WRITTEN TASK
Rename "density-fill" to "shaded-region" in everything from the top of the records down to the line containing "grid bbox=[100, 40, 300, 240]", both ends included. Give those lines back with nothing else changed.

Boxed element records
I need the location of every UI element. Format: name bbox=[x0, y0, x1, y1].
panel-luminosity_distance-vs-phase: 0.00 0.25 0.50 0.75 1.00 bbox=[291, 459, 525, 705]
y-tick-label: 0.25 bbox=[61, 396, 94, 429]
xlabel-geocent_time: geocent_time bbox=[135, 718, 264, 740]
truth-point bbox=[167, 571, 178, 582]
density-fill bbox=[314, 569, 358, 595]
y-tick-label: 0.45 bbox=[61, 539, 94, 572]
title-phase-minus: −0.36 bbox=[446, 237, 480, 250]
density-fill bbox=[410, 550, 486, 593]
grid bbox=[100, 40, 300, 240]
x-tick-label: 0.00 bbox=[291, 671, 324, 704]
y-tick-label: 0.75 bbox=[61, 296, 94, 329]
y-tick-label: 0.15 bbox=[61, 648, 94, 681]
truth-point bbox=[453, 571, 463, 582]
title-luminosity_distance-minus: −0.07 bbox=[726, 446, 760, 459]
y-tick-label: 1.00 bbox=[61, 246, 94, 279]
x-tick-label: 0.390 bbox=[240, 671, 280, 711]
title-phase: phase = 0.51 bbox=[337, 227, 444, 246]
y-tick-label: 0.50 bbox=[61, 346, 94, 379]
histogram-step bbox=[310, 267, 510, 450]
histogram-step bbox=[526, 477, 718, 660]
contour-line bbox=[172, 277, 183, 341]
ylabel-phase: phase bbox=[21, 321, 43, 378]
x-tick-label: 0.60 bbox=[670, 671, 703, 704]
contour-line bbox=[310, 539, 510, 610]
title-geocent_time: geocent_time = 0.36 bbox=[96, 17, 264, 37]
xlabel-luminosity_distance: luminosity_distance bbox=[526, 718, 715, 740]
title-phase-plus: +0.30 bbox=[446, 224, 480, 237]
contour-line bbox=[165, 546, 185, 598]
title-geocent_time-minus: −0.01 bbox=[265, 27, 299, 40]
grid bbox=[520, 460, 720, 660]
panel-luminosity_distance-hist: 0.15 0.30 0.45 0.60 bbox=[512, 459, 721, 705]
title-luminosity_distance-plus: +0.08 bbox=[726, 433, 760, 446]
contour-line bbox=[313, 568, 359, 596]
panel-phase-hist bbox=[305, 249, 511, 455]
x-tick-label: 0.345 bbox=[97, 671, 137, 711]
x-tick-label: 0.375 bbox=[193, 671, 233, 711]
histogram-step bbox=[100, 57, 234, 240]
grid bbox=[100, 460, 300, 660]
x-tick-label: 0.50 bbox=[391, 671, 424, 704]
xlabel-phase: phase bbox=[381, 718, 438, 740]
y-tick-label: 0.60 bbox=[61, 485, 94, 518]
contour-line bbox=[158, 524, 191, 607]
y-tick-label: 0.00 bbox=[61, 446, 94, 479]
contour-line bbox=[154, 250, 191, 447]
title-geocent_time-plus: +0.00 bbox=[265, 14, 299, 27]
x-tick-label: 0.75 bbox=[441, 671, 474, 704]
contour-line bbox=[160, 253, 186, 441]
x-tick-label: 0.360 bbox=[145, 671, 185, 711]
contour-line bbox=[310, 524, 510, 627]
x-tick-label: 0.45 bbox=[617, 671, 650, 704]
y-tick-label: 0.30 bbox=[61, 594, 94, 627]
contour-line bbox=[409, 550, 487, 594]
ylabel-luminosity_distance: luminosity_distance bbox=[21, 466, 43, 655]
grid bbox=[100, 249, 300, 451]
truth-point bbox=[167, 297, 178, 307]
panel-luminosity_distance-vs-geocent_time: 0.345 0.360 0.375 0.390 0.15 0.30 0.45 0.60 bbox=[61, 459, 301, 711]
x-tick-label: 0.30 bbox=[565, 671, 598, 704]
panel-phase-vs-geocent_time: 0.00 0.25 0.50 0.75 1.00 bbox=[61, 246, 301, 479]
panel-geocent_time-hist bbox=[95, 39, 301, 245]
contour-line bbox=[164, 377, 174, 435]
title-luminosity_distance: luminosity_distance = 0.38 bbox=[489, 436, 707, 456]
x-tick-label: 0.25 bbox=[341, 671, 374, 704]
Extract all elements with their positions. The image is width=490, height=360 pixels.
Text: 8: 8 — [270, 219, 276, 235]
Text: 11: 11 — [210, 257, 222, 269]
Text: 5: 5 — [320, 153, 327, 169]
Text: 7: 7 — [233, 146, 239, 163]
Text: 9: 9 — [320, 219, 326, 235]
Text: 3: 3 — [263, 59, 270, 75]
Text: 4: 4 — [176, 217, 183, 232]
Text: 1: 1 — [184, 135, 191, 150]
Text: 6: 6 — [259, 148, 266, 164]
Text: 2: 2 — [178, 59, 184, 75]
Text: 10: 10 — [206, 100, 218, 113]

PROBLEM SOLUTION
I need the location of every UI element. Format: name bbox=[x0, y0, x1, y1].
panel-luminosity_distance-vs-phase: 0.00 0.25 0.50 0.75 1.00 bbox=[291, 459, 525, 705]
y-tick-label: 0.25 bbox=[61, 396, 94, 429]
xlabel-geocent_time: geocent_time bbox=[135, 718, 264, 740]
truth-point bbox=[167, 571, 178, 582]
shaded-region bbox=[314, 569, 358, 595]
y-tick-label: 0.45 bbox=[61, 539, 94, 572]
title-phase-minus: −0.36 bbox=[446, 237, 480, 250]
shaded-region bbox=[410, 550, 486, 593]
grid bbox=[100, 40, 300, 240]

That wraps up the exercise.